***** RECORDS
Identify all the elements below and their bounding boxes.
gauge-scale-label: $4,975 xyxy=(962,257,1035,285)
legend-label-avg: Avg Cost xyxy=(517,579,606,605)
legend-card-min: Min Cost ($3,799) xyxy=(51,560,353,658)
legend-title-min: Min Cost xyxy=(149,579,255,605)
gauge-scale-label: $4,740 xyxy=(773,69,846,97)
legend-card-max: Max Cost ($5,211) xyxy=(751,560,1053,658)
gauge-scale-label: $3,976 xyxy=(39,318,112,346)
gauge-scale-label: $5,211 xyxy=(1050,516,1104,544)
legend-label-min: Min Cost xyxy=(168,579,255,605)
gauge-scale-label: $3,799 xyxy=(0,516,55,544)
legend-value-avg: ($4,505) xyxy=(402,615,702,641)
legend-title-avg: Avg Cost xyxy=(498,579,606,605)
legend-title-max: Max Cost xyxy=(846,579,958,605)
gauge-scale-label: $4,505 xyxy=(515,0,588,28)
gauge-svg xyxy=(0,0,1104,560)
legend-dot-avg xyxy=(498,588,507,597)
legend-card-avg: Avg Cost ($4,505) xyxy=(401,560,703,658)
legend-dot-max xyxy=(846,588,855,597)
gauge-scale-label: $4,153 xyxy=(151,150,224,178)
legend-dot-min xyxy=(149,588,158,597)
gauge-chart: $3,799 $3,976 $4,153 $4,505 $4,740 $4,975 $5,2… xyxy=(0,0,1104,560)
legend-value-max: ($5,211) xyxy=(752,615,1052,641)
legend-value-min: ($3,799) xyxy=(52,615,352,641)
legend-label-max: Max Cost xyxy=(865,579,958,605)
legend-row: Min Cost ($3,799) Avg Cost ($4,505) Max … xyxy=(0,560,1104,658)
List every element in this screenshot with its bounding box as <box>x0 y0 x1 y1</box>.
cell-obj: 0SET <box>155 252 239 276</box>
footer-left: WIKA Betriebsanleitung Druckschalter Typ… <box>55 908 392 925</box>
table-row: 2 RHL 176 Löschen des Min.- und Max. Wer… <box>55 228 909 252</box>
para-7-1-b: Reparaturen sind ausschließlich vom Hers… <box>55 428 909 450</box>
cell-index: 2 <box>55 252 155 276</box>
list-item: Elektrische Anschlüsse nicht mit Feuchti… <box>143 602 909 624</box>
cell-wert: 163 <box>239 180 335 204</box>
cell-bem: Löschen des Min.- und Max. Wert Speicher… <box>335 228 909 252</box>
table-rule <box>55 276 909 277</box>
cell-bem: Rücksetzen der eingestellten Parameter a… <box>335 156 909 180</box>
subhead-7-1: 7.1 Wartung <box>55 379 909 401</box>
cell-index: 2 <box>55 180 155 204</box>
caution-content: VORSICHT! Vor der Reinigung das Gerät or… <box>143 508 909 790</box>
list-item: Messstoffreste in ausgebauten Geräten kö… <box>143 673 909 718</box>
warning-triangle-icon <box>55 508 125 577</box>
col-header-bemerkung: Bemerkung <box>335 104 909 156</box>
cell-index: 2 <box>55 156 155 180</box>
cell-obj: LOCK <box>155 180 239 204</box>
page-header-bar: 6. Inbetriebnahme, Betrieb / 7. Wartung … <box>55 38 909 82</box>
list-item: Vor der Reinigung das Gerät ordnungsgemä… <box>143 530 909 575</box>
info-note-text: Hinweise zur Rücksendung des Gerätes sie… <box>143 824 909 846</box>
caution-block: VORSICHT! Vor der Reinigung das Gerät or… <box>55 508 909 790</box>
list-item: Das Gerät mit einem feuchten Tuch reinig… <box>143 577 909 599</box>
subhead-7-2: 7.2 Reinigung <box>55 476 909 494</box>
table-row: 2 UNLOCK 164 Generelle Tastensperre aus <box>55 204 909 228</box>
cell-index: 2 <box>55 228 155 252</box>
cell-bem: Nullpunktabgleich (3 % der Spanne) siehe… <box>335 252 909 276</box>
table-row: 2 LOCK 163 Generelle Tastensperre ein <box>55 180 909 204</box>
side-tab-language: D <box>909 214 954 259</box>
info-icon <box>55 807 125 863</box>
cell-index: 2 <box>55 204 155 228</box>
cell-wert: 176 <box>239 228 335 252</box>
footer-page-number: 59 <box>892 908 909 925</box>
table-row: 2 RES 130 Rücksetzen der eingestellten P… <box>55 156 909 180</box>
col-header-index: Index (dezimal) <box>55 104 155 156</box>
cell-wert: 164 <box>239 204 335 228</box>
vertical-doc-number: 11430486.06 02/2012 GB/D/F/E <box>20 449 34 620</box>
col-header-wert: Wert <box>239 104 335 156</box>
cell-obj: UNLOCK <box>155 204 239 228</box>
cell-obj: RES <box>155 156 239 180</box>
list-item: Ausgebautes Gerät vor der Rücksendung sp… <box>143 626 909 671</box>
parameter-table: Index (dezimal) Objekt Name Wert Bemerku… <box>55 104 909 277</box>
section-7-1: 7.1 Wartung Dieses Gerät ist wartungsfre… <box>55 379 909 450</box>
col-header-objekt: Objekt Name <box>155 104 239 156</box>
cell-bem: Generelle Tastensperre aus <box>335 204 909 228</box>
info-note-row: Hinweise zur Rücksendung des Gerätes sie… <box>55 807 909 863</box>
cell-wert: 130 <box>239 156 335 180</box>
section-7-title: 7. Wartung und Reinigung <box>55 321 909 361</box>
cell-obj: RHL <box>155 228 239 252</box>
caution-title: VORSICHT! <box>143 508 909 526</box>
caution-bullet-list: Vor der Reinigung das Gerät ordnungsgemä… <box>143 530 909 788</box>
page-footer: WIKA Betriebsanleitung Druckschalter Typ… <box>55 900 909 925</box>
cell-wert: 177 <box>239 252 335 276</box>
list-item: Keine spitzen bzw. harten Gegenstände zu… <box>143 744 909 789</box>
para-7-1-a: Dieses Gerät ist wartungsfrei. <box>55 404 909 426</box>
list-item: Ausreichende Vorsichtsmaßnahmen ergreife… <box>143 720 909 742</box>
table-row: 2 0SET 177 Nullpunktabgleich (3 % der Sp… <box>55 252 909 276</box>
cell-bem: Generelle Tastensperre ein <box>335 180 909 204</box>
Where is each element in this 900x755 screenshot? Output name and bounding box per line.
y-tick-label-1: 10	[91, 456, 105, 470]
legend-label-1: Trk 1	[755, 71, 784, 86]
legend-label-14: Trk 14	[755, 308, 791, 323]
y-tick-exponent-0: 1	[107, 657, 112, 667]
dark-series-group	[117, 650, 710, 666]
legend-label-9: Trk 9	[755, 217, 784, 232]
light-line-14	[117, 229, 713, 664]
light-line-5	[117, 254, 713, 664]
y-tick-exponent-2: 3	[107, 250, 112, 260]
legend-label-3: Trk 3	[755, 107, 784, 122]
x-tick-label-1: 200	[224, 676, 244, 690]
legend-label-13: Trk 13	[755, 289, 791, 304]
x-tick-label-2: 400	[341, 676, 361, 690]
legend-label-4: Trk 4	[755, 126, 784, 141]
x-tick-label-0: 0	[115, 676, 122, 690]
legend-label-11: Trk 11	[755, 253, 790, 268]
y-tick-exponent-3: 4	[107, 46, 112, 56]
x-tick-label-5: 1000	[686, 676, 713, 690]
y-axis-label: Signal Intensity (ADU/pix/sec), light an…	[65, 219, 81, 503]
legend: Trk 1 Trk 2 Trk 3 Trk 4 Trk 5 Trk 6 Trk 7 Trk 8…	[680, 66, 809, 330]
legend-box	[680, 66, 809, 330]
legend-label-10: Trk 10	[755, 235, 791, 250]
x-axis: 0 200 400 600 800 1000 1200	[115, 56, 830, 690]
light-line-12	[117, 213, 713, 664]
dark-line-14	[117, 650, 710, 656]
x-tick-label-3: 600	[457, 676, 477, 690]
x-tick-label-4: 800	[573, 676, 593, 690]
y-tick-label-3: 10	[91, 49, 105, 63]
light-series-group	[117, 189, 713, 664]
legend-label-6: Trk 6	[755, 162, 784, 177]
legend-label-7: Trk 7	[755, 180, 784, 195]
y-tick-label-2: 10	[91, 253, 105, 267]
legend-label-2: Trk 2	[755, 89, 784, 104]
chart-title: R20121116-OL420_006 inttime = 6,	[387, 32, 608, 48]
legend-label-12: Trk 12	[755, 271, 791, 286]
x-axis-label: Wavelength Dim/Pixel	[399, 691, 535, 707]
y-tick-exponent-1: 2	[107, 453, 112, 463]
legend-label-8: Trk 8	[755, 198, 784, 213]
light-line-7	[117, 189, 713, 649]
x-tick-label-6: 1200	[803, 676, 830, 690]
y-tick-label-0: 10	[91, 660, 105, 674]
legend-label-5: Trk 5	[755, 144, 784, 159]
**********
## TASK OBJECTIVE:
Can you reproduce the records verbatim, beginning with the first line and stopping after the line that contains "cell-bem: Rücksetzen der"?

## RESULT FOR THIS EXERCISE:
Identify all the elements below and their bounding boxes.
gauge-scale-label: $4,975 xyxy=(962,257,1035,285)
legend-label-avg: Avg Cost xyxy=(517,579,606,605)
legend-card-min: Min Cost ($3,799) xyxy=(51,560,353,658)
legend-title-min: Min Cost xyxy=(149,579,255,605)
gauge-scale-label: $4,740 xyxy=(773,69,846,97)
legend-card-max: Max Cost ($5,211) xyxy=(751,560,1053,658)
gauge-scale-label: $3,976 xyxy=(39,318,112,346)
gauge-scale-label: $5,211 xyxy=(1050,516,1104,544)
legend-label-min: Min Cost xyxy=(168,579,255,605)
gauge-scale-label: $3,799 xyxy=(0,516,55,544)
legend-value-avg: ($4,505) xyxy=(402,615,702,641)
legend-title-avg: Avg Cost xyxy=(498,579,606,605)
legend-title-max: Max Cost xyxy=(846,579,958,605)
gauge-scale-label: $4,505 xyxy=(515,0,588,28)
gauge-svg xyxy=(0,0,1104,560)
legend-dot-avg xyxy=(498,588,507,597)
legend-card-avg: Avg Cost ($4,505) xyxy=(401,560,703,658)
legend-dot-max xyxy=(846,588,855,597)
gauge-scale-label: $4,153 xyxy=(151,150,224,178)
legend-dot-min xyxy=(149,588,158,597)
gauge-chart: $3,799 $3,976 $4,153 $4,505 $4,740 $4,975 $5,2… xyxy=(0,0,1104,560)
legend-value-max: ($5,211) xyxy=(752,615,1052,641)
legend-value-min: ($3,799) xyxy=(52,615,352,641)
legend-label-max: Max Cost xyxy=(865,579,958,605)
legend-row: Min Cost ($3,799) Avg Cost ($4,505) Max … xyxy=(0,560,1104,658)
List every element in this screenshot with its bounding box as <box>x0 y0 x1 y1</box>.
cell-obj: 0SET <box>155 252 239 276</box>
footer-left: WIKA Betriebsanleitung Druckschalter Typ… <box>55 908 392 925</box>
table-row: 2 RHL 176 Löschen des Min.- und Max. Wer… <box>55 228 909 252</box>
para-7-1-b: Reparaturen sind ausschließlich vom Hers… <box>55 428 909 450</box>
cell-index: 2 <box>55 252 155 276</box>
list-item: Elektrische Anschlüsse nicht mit Feuchti… <box>143 602 909 624</box>
cell-wert: 163 <box>239 180 335 204</box>
cell-bem: Löschen des Min.- und Max. Wert Speicher… <box>335 228 909 252</box>
table-rule <box>55 276 909 277</box>
cell-bem: Rücksetzen der eingestellten Parameter a… <box>335 156 909 180</box>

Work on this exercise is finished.